Cosa succederebbe se, anziché usare il maschile sovraesteso, si usasse il femminile sovraesteso? Se lo è chiesto l’Università di Trento, che giovedì 28 marzo ha varato un Regolamento generale di Ateneo dove si parla di rettrici e professoresse anziché di rettori e professori, come si usa fare solitamente quando si parla di un gruppo di persone che è composto da donne e da uomini.
La peculiarità del femminile sovraesteso viene ribadita proprio nell’incipit con l’introduzione di un apposito comma: “I termini femminili usati in questo testo si riferiscono a tutte le persone” (Titolo1, art. 1, comma 5).
È il rettore Flavio Deflorian a spiegare la genesi e le ragioni di questa decisione: “Nella stesura del nuovo Regolamento abbiamo notato che accordarsi alle linee guida sul linguaggio rispettoso avrebbe appesantito molto tutto il documento. In vari passaggi infatti si sarebbe dovuto specificare i termini sia al femminile, sia al maschile. Così, per rendere tutto più fluido e per facilitare la fase di confronto interno, i nostri uffici amministrativi hanno deciso di lavorare a una bozza declinata su un unico genere. Hanno scelto quello femminile, anche per mantenere all’attenzione degli organi di governo la questione. Leggere il documento mi ha colpito. Come uomo mi sono sentito escluso. Questo mi ha fatto molto riflettere sulla sensazione che possono avere le donne quotidianamente quando non si vedono rappresentate nei documenti ufficiali. Così ho proposto di dare, almeno in questo importante documento, un segnale di discontinuità. Una decisione che è stata accolta senza obiezioni”.

> _Consegna_: Secondo il testo sul regolamento dell'Università di Trento, in quale giorno è stato varato il Regolamento generale di Ateneo? Il materiale non ha alcun ruolo in questa attività.

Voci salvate
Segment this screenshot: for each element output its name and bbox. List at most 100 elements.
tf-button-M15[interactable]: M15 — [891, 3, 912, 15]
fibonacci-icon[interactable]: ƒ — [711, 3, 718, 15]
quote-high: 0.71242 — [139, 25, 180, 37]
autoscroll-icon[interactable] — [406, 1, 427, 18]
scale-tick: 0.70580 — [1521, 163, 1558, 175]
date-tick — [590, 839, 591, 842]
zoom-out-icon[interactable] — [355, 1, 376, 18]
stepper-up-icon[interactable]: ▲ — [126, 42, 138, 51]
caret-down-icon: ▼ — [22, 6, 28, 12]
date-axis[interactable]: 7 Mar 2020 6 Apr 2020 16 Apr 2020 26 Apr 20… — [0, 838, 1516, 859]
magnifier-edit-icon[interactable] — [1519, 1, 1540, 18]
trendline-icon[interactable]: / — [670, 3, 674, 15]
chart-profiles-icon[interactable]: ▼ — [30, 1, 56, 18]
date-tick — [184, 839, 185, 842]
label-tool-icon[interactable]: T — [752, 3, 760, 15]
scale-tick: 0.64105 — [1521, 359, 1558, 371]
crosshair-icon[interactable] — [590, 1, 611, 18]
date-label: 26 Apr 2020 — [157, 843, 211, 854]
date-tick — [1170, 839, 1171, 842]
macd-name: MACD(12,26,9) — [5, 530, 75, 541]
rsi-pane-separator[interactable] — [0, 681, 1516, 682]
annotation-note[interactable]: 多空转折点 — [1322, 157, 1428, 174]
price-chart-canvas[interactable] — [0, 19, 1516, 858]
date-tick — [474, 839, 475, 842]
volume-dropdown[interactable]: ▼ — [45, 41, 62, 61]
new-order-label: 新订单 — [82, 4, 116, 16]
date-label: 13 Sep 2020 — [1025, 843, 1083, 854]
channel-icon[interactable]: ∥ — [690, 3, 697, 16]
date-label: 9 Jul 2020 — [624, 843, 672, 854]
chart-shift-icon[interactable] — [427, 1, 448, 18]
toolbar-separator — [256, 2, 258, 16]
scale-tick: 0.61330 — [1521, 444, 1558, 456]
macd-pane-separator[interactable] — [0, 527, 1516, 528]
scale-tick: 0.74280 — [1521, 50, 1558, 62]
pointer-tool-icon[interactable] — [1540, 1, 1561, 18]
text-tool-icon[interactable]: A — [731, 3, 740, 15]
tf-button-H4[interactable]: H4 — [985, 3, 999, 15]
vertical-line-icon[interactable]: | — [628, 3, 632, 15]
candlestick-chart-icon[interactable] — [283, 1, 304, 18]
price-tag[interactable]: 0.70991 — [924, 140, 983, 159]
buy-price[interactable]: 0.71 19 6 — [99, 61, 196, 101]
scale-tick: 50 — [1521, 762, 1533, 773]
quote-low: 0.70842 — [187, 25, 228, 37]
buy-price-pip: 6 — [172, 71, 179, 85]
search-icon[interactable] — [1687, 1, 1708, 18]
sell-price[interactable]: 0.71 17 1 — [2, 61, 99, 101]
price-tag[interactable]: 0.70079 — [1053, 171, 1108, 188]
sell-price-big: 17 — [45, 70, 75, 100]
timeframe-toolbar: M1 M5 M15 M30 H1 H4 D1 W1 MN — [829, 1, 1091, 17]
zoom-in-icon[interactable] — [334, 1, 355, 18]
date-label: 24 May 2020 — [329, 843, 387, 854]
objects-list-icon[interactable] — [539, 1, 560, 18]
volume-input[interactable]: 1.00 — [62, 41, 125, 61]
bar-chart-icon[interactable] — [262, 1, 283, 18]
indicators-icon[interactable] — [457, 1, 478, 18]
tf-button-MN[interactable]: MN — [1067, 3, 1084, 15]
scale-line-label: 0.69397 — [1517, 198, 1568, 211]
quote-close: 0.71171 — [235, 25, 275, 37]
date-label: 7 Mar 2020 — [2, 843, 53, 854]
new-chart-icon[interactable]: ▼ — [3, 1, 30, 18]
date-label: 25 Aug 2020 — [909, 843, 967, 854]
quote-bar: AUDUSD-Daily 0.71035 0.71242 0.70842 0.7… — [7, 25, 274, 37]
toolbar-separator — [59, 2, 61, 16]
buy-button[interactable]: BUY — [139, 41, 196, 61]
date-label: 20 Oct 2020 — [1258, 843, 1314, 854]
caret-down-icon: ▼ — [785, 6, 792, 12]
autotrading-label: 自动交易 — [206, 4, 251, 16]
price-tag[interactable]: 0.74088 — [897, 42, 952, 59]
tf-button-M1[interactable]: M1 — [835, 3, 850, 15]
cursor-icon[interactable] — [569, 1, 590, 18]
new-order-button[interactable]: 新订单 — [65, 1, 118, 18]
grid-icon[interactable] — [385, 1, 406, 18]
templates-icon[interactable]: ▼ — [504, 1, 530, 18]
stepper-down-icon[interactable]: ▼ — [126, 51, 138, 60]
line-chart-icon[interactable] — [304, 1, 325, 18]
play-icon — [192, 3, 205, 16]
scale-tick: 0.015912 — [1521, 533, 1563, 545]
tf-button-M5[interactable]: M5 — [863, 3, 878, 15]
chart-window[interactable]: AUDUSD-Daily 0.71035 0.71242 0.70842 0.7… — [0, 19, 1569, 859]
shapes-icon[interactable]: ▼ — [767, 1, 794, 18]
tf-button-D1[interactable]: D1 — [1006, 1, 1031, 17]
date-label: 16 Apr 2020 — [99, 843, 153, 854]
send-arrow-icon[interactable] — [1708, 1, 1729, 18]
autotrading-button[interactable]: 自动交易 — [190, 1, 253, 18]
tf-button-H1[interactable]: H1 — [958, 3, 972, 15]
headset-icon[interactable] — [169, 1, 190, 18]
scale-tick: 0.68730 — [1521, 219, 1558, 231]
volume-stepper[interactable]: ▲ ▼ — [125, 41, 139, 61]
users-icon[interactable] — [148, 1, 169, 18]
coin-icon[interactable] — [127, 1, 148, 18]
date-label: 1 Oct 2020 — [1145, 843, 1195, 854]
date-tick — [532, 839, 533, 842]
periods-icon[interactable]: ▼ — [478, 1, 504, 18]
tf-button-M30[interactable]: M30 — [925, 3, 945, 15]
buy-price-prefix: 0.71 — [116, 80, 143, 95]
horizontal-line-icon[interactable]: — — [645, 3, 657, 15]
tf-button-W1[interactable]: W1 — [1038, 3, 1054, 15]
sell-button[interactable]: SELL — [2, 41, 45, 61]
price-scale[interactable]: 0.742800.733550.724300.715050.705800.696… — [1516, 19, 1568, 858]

> _Risposta scritta_: Giovedì 28 marzo.